======== Record extracts
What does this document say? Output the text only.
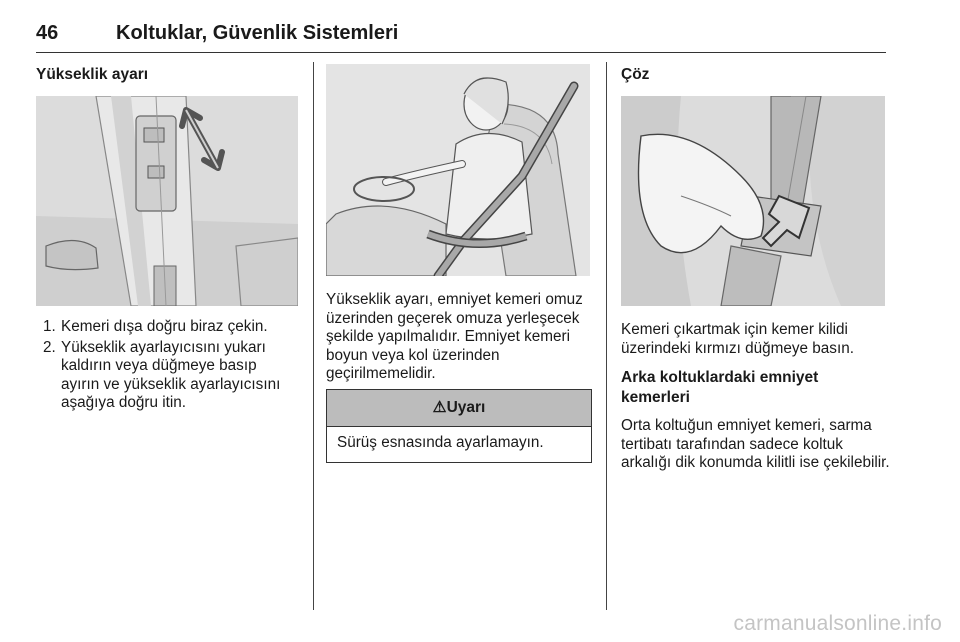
46	Koltuklar, Güvenlik Sistemleri
Yükseklik ayarı
1. Kemeri dışa doğru biraz çekin.
2. Yükseklik ayarlayıcısını yukarı kaldırın veya düğmeye basıp ayırın ve yükseklik ayarlayıcısını aşağıya doğru itin.
Yükseklik ayarı, emniyet kemeri omuz üzerinden geçerek omuza yerleşecek şekilde yapılmalıdır. Emniyet kemeri boyun veya kol üzerinden geçirilmemelidir.
⚠Uyarı
Sürüş esnasında ayarlamayın.
Çöz
Kemeri çıkartmak için kemer kilidi üzerindeki kırmızı düğmeye basın.
Arka koltuklardaki emniyet kemerleri
Orta koltuğun emniyet kemeri, sarma tertibatı tarafından sadece koltuk arkalığı dik konumda kilitli ise çekilebilir.
carmanualsonline.info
================
## [Stated goal]
Transcribe every line in the entries above, taking out only the images.

## [Solution for this task]
What does this document say? Output the text only.
46	Koltuklar, Güvenlik Sistemleri
Yükseklik ayarı
1. Kemeri dışa doğru biraz çekin.
2. Yükseklik ayarlayıcısını yukarı kaldırın veya düğmeye basıp ayırın ve yükseklik ayarlayıcısını aşağıya doğru itin.
Yükseklik ayarı, emniyet kemeri omuz üzerinden geçerek omuza yerleşecek şekilde yapılmalıdır. Emniyet kemeri boyun veya kol üzerinden geçirilmemelidir.
⚠Uyarı
Sürüş esnasında ayarlamayın.
Çöz
Kemeri çıkartmak için kemer kilidi üzerindeki kırmızı düğmeye basın.
Arka koltuklardaki emniyet kemerleri
Orta koltuğun emniyet kemeri, sarma tertibatı tarafından sadece koltuk arkalığı dik konumda kilitli ise çekilebilir.
carmanualsonline.info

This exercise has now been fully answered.